*TASK INPUTS*:
- - -

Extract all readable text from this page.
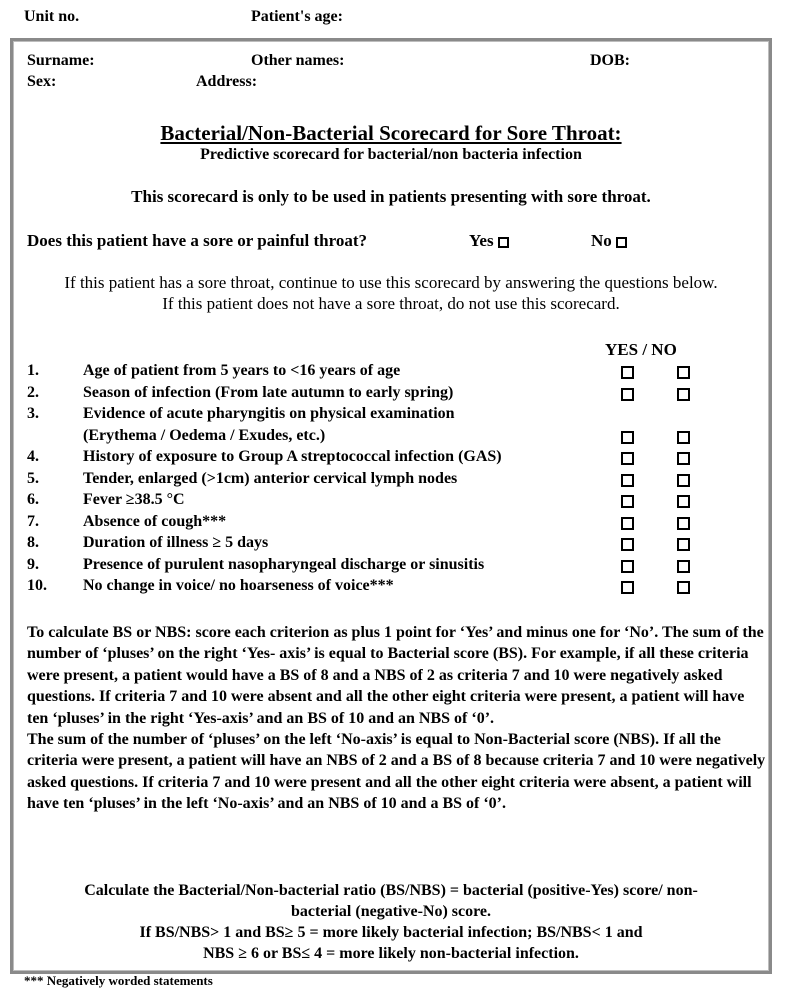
Unit no.	Patient's age:
Surname:	Other names:	DOB:
Sex:	Address:
Bacterial/Non-Bacterial Scorecard for Sore Throat:
Predictive scorecard for bacterial/non bacteria infection
This scorecard is only to be used in patients presenting with sore throat.
Does this patient have a sore or painful throat?	Yes	No
If this patient has a sore throat, continue to use this scorecard by answering the questions below.
If this patient does not have a sore throat, do not use this scorecard.
YES / NO
1.	Age of patient from 5 years to <16 years of age
2.	Season of infection (From late autumn to early spring)
3.	Evidence of acute pharyngitis on physical examination
(Erythema / Oedema / Exudes, etc.)
4.	History of exposure to Group A streptococcal infection (GAS)
5.	Tender, enlarged (>1cm) anterior cervical lymph nodes
6.	Fever ≥38.5 °C
7.	Absence of cough***
8.	Duration of illness ≥ 5 days
9.	Presence of purulent nasopharyngeal discharge or sinusitis
10. No change in voice/ no hoarseness of voice***

To calculate BS or NBS: score each criterion as plus 1 point for ‘Yes’ and minus one for ‘No’. The sum of the number of ‘pluses’ on the right ‘Yes- axis’ is equal to Bacterial score (BS). For example, if all these criteria were present, a patient would have a BS of 8 and a NBS of 2 as criteria 7 and 10 were negatively asked questions. If criteria 7 and 10 were absent and all the other eight criteria were present, a patient will have ten ‘pluses’ in the right ‘Yes-axis’ and an BS of 10 and an NBS of ‘0’.

The sum of the number of ‘pluses’ on the left ‘No-axis’ is equal to Non-Bacterial score (NBS). If all the criteria were present, a patient will have an NBS of 2 and a BS of 8 because criteria 7 and 10 were negatively asked questions. If criteria 7 and 10 were present and all the other eight criteria were absent, a patient will have ten ‘pluses’ in the left ‘No-axis’ and an NBS of 10 and a BS of ‘0’.

Calculate the Bacterial/Non-bacterial ratio (BS/NBS) = bacterial (positive-Yes) score/ non-
bacterial (negative-No) score.
If BS/NBS> 1 and BS≥ 5 = more likely bacterial infection; BS/NBS< 1 and
NBS ≥ 6 or BS≤ 4 = more likely non-bacterial infection.
*** Negatively worded statements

- - -

Output the records exactly, please. The pictures are not part of the copy.

*FINAL ANSWER*:
Extract all readable text from this page.
Unit no.	Patient's age:
Surname:	Other names:	DOB:
Sex:	Address:
Bacterial/Non-Bacterial Scorecard for Sore Throat:
Predictive scorecard for bacterial/non bacteria infection
This scorecard is only to be used in patients presenting with sore throat.
Does this patient have a sore or painful throat?	Yes	No
If this patient has a sore throat, continue to use this scorecard by answering the questions below.
If this patient does not have a sore throat, do not use this scorecard.
YES / NO
1.	Age of patient from 5 years to <16 years of age
2.	Season of infection (From late autumn to early spring)
3.	Evidence of acute pharyngitis on physical examination
(Erythema / Oedema / Exudes, etc.)
4.	History of exposure to Group A streptococcal infection (GAS)
5.	Tender, enlarged (>1cm) anterior cervical lymph nodes
6.	Fever ≥38.5 °C
7.	Absence of cough***
8.	Duration of illness ≥ 5 days
9.	Presence of purulent nasopharyngeal discharge or sinusitis
10. No change in voice/ no hoarseness of voice***

To calculate BS or NBS: score each criterion as plus 1 point for ‘Yes’ and minus one for ‘No’. The sum of the number of ‘pluses’ on the right ‘Yes- axis’ is equal to Bacterial score (BS). For example, if all these criteria were present, a patient would have a BS of 8 and a NBS of 2 as criteria 7 and 10 were negatively asked questions. If criteria 7 and 10 were absent and all the other eight criteria were present, a patient will have ten ‘pluses’ in the right ‘Yes-axis’ and an BS of 10 and an NBS of ‘0’.

The sum of the number of ‘pluses’ on the left ‘No-axis’ is equal to Non-Bacterial score (NBS). If all the criteria were present, a patient will have an NBS of 2 and a BS of 8 because criteria 7 and 10 were negatively asked questions. If criteria 7 and 10 were present and all the other eight criteria were absent, a patient will have ten ‘pluses’ in the left ‘No-axis’ and an NBS of 10 and a BS of ‘0’.

Calculate the Bacterial/Non-bacterial ratio (BS/NBS) = bacterial (positive-Yes) score/ non-
bacterial (negative-No) score.
If BS/NBS> 1 and BS≥ 5 = more likely bacterial infection; BS/NBS< 1 and
NBS ≥ 6 or BS≤ 4 = more likely non-bacterial infection.
*** Negatively worded statements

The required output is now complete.